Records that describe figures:
==========

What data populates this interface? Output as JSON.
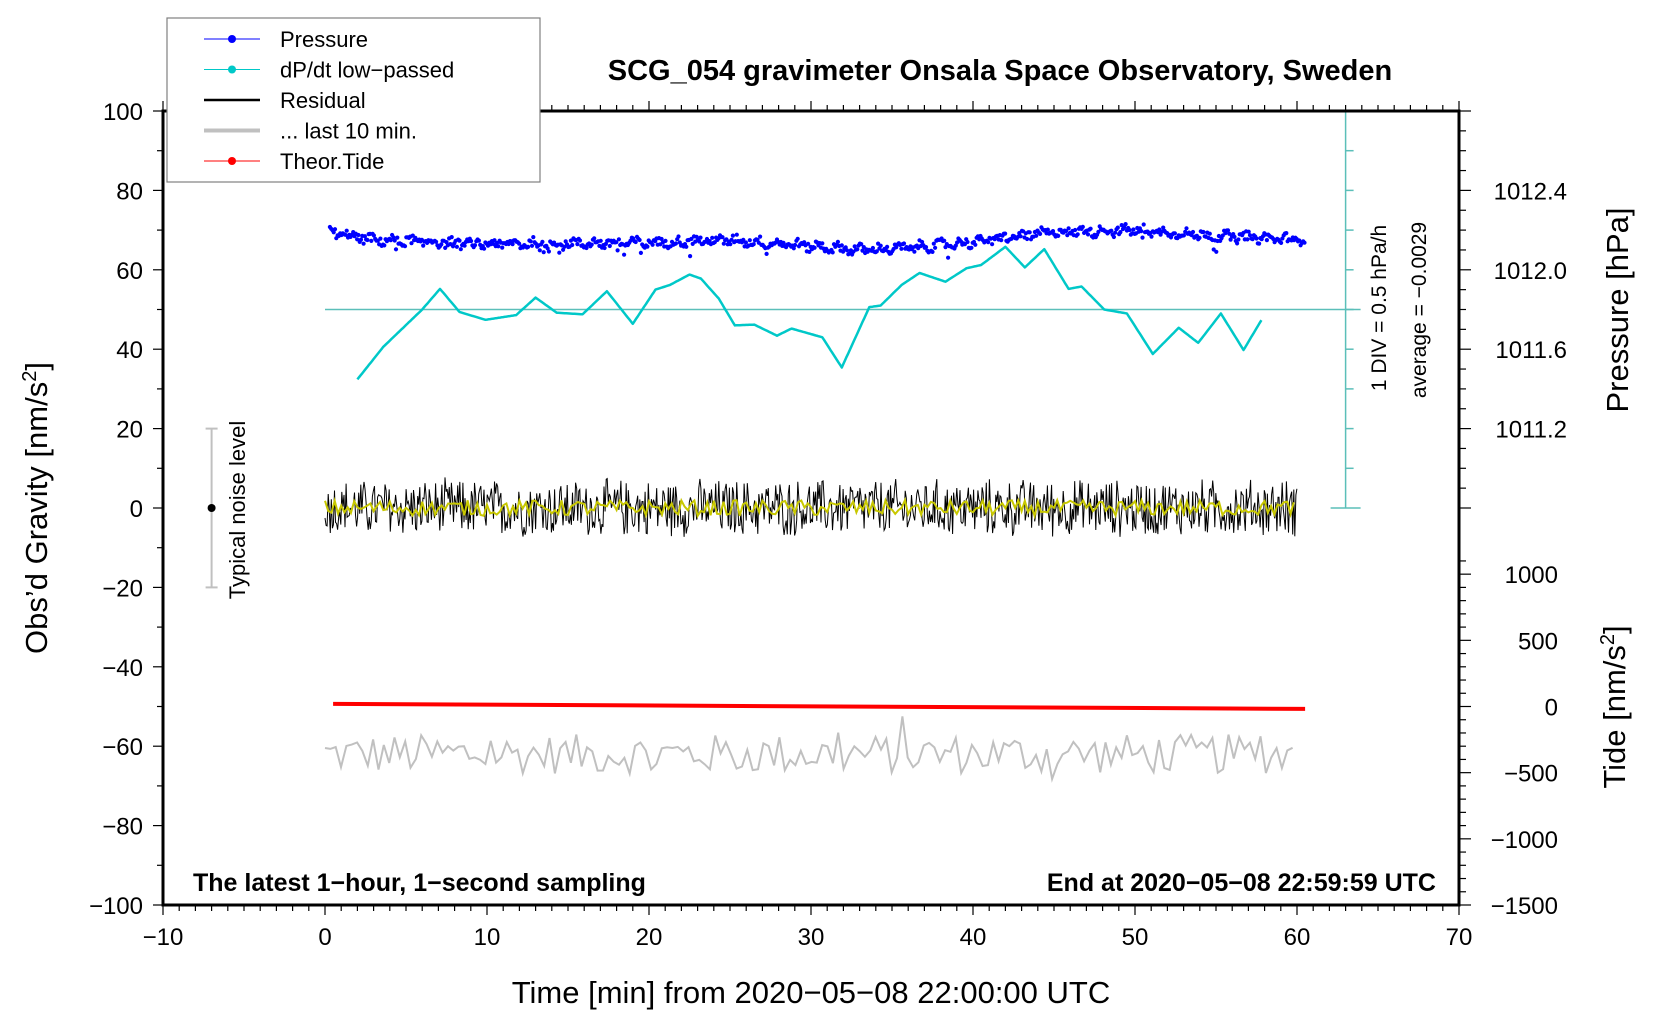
{
  "chart_data": {
    "type": "line",
    "title": "SCG_054 gravimeter Onsala Space Observatory, Sweden",
    "xlabel": "Time [min] from 2020−05−08 22:00:00 UTC",
    "ylabel": "Obs’d Gravity [nm/s",
    "ylabel_sup": "2",
    "ylabel_end": "]",
    "y2label_pressure": "Pressure [hPa]",
    "y2label_tide": "Tide [nm/s",
    "y2label_tide_sup": "2",
    "y2label_tide_end": "]",
    "xlim": [
      -10,
      70
    ],
    "ylim": [
      -100,
      100
    ],
    "grid": false,
    "legend_position": "top-left",
    "x_ticks": [
      "−10",
      "0",
      "10",
      "20",
      "30",
      "40",
      "50",
      "60",
      "70"
    ],
    "x_tick_values": [
      -10,
      0,
      10,
      20,
      30,
      40,
      50,
      60,
      70
    ],
    "y_ticks": [
      "100",
      "80",
      "60",
      "40",
      "20",
      "0",
      "−20",
      "−40",
      "−60",
      "−80",
      "−100"
    ],
    "y_tick_values": [
      100,
      80,
      60,
      40,
      20,
      0,
      -20,
      -40,
      -60,
      -80,
      -100
    ],
    "pressure_axis": {
      "ticks": [
        "1012.4",
        "1012.0",
        "1011.6",
        "1011.2"
      ],
      "tick_values": [
        1012.4,
        1012.0,
        1011.6,
        1011.2
      ],
      "range": [
        1010.8,
        1012.8
      ]
    },
    "tide_axis": {
      "ticks": [
        "1000",
        "500",
        "0",
        "−500",
        "−1000",
        "−1500"
      ],
      "tick_values": [
        1000,
        500,
        0,
        -500,
        -1000,
        -1500
      ],
      "range": [
        -1500,
        1100
      ]
    },
    "legend": [
      {
        "label": "Pressure",
        "color": "#0000ff",
        "style": "line-dot"
      },
      {
        "label": "dP/dt low−passed",
        "color": "#00c8c8",
        "style": "line-dot"
      },
      {
        "label": "Residual",
        "color": "#000000",
        "style": "line"
      },
      {
        "label": "... last 10 min.",
        "color": "#c0c0c0",
        "style": "thick-line"
      },
      {
        "label": "Theor.Tide",
        "color": "#ff0000",
        "style": "line-dot"
      }
    ],
    "annotations": {
      "left_bottom": "The latest 1−hour, 1−second sampling",
      "right_bottom": "End at 2020−05−08 22:59:59 UTC",
      "div_scale": "1 DIV = 0.5 hPa/h",
      "average": "average = −0.0029",
      "noise_label": "Typical noise level"
    },
    "noise_level": {
      "x": -7,
      "range": [
        -20,
        20
      ]
    },
    "dpdt_scale": {
      "x": 63,
      "zero_level_gravity": 50,
      "hpa_per_h_per_div": 0.5,
      "div_gravity": 10
    },
    "series": {
      "pressure_hpa": {
        "t": [
          0.3,
          3,
          10,
          20,
          25,
          30,
          33,
          36,
          40,
          45,
          50,
          55,
          60.5
        ],
        "values": [
          1012.19,
          1012.15,
          1012.13,
          1012.136,
          1012.15,
          1012.12,
          1012.1,
          1012.11,
          1012.14,
          1012.19,
          1012.2,
          1012.17,
          1012.15
        ]
      },
      "dpdt_hpa_per_h": {
        "t": [
          2.0,
          3.6,
          6.0,
          7.1,
          8.3,
          9.9,
          11.8,
          13.0,
          14.3,
          15.9,
          17.4,
          19.0,
          20.4,
          21.3,
          22.5,
          23.2,
          24.3,
          25.3,
          26.5,
          27.9,
          28.8,
          30.7,
          31.9,
          33.6,
          34.3,
          35.6,
          36.7,
          38.3,
          39.6,
          40.5,
          42.0,
          43.2,
          44.4,
          45.9,
          46.7,
          48.1,
          49.5,
          51.1,
          52.7,
          53.9,
          55.3,
          56.7,
          57.9
        ],
        "values": [
          -0.88,
          -0.47,
          0.0,
          0.26,
          -0.03,
          -0.13,
          -0.07,
          0.15,
          -0.04,
          -0.06,
          0.23,
          -0.18,
          0.25,
          0.31,
          0.44,
          0.39,
          0.14,
          -0.2,
          -0.19,
          -0.33,
          -0.24,
          -0.35,
          -0.73,
          0.03,
          0.05,
          0.31,
          0.46,
          0.35,
          0.52,
          0.56,
          0.79,
          0.53,
          0.76,
          0.26,
          0.29,
          0.0,
          -0.05,
          -0.56,
          -0.23,
          -0.42,
          -0.05,
          -0.51,
          -0.1
        ]
      },
      "residual_nm_s2": {
        "t_range": [
          0,
          60
        ],
        "mean": 0,
        "amplitude": 8
      },
      "last10min_nm_s2": {
        "t_range": [
          0,
          60
        ],
        "mean": -62,
        "amplitude": 5
      },
      "tide_nm_s2": {
        "t": [
          0.5,
          60.5
        ],
        "values": [
          20,
          -18
        ]
      }
    }
  }
}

==========

* _To do_: Copy everything in the records above except the pictures, exactly as written.

* _Task solution_:
What data populates this interface? Output as JSON.
{
  "chart_data": {
    "type": "line",
    "title": "SCG_054 gravimeter Onsala Space Observatory, Sweden",
    "xlabel": "Time [min] from 2020−05−08 22:00:00 UTC",
    "ylabel": "Obs’d Gravity [nm/s",
    "ylabel_sup": "2",
    "ylabel_end": "]",
    "y2label_pressure": "Pressure [hPa]",
    "y2label_tide": "Tide [nm/s",
    "y2label_tide_sup": "2",
    "y2label_tide_end": "]",
    "xlim": [
      -10,
      70
    ],
    "ylim": [
      -100,
      100
    ],
    "grid": false,
    "legend_position": "top-left",
    "x_ticks": [
      "−10",
      "0",
      "10",
      "20",
      "30",
      "40",
      "50",
      "60",
      "70"
    ],
    "x_tick_values": [
      -10,
      0,
      10,
      20,
      30,
      40,
      50,
      60,
      70
    ],
    "y_ticks": [
      "100",
      "80",
      "60",
      "40",
      "20",
      "0",
      "−20",
      "−40",
      "−60",
      "−80",
      "−100"
    ],
    "y_tick_values": [
      100,
      80,
      60,
      40,
      20,
      0,
      -20,
      -40,
      -60,
      -80,
      -100
    ],
    "pressure_axis": {
      "ticks": [
        "1012.4",
        "1012.0",
        "1011.6",
        "1011.2"
      ],
      "tick_values": [
        1012.4,
        1012.0,
        1011.6,
        1011.2
      ],
      "range": [
        1010.8,
        1012.8
      ]
    },
    "tide_axis": {
      "ticks": [
        "1000",
        "500",
        "0",
        "−500",
        "−1000",
        "−1500"
      ],
      "tick_values": [
        1000,
        500,
        0,
        -500,
        -1000,
        -1500
      ],
      "range": [
        -1500,
        1100
      ]
    },
    "legend": [
      {
        "label": "Pressure",
        "color": "#0000ff",
        "style": "line-dot"
      },
      {
        "label": "dP/dt low−passed",
        "color": "#00c8c8",
        "style": "line-dot"
      },
      {
        "label": "Residual",
        "color": "#000000",
        "style": "line"
      },
      {
        "label": "... last 10 min.",
        "color": "#c0c0c0",
        "style": "thick-line"
      },
      {
        "label": "Theor.Tide",
        "color": "#ff0000",
        "style": "line-dot"
      }
    ],
    "annotations": {
      "left_bottom": "The latest 1−hour, 1−second sampling",
      "right_bottom": "End at 2020−05−08 22:59:59 UTC",
      "div_scale": "1 DIV = 0.5 hPa/h",
      "average": "average = −0.0029",
      "noise_label": "Typical noise level"
    },
    "noise_level": {
      "x": -7,
      "range": [
        -20,
        20
      ]
    },
    "dpdt_scale": {
      "x": 63,
      "zero_level_gravity": 50,
      "hpa_per_h_per_div": 0.5,
      "div_gravity": 10
    },
    "series": {
      "pressure_hpa": {
        "t": [
          0.3,
          3,
          10,
          20,
          25,
          30,
          33,
          36,
          40,
          45,
          50,
          55,
          60.5
        ],
        "values": [
          1012.19,
          1012.15,
          1012.13,
          1012.136,
          1012.15,
          1012.12,
          1012.1,
          1012.11,
          1012.14,
          1012.19,
          1012.2,
          1012.17,
          1012.15
        ]
      },
      "dpdt_hpa_per_h": {
        "t": [
          2.0,
          3.6,
          6.0,
          7.1,
          8.3,
          9.9,
          11.8,
          13.0,
          14.3,
          15.9,
          17.4,
          19.0,
          20.4,
          21.3,
          22.5,
          23.2,
          24.3,
          25.3,
          26.5,
          27.9,
          28.8,
          30.7,
          31.9,
          33.6,
          34.3,
          35.6,
          36.7,
          38.3,
          39.6,
          40.5,
          42.0,
          43.2,
          44.4,
          45.9,
          46.7,
          48.1,
          49.5,
          51.1,
          52.7,
          53.9,
          55.3,
          56.7,
          57.9
        ],
        "values": [
          -0.88,
          -0.47,
          0.0,
          0.26,
          -0.03,
          -0.13,
          -0.07,
          0.15,
          -0.04,
          -0.06,
          0.23,
          -0.18,
          0.25,
          0.31,
          0.44,
          0.39,
          0.14,
          -0.2,
          -0.19,
          -0.33,
          -0.24,
          -0.35,
          -0.73,
          0.03,
          0.05,
          0.31,
          0.46,
          0.35,
          0.52,
          0.56,
          0.79,
          0.53,
          0.76,
          0.26,
          0.29,
          0.0,
          -0.05,
          -0.56,
          -0.23,
          -0.42,
          -0.05,
          -0.51,
          -0.1
        ]
      },
      "residual_nm_s2": {
        "t_range": [
          0,
          60
        ],
        "mean": 0,
        "amplitude": 8
      },
      "last10min_nm_s2": {
        "t_range": [
          0,
          60
        ],
        "mean": -62,
        "amplitude": 5
      },
      "tide_nm_s2": {
        "t": [
          0.5,
          60.5
        ],
        "values": [
          20,
          -18
        ]
      }
    }
  }
}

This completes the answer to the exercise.